■ **Material for this exercise**:
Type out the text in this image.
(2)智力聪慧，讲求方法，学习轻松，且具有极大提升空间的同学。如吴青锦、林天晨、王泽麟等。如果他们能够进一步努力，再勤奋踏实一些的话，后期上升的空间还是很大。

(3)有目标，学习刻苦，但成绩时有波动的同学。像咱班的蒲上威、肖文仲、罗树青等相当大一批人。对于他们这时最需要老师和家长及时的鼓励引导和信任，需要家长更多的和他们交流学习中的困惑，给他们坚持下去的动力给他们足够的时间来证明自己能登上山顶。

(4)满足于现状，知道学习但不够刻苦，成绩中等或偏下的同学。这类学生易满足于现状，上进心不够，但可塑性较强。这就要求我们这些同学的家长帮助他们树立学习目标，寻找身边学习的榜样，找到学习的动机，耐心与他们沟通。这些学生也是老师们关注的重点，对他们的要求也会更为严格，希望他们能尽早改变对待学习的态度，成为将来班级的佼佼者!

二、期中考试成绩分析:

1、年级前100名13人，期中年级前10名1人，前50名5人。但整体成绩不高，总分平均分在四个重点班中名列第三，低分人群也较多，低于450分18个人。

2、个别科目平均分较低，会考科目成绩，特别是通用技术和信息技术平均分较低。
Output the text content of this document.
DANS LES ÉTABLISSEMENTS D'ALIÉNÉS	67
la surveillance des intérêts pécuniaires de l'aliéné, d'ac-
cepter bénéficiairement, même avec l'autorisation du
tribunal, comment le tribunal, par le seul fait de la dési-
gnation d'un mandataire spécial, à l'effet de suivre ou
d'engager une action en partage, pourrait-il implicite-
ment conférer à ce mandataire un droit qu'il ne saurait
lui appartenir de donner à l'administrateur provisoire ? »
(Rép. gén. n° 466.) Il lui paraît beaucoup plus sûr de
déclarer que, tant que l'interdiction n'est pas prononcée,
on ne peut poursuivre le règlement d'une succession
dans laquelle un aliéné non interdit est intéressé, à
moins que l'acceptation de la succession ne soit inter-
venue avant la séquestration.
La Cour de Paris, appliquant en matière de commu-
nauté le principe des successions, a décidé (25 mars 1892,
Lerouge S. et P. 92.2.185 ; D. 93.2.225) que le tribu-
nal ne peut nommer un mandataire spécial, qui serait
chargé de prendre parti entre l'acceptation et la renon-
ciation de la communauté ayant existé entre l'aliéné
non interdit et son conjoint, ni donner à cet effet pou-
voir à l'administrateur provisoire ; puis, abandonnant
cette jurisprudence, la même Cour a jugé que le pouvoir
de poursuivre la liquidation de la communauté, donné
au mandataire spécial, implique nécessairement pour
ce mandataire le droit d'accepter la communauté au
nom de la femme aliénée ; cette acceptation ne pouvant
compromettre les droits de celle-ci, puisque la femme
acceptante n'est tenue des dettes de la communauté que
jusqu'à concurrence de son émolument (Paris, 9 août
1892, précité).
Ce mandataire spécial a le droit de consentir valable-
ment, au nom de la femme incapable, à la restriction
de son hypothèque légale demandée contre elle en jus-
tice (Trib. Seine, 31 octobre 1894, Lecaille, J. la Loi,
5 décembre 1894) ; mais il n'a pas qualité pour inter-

■ **Aim of the task**: Tally up the lines in the records containing the word "femme", then give the count and nothing else.

■ **Exercise result**: 3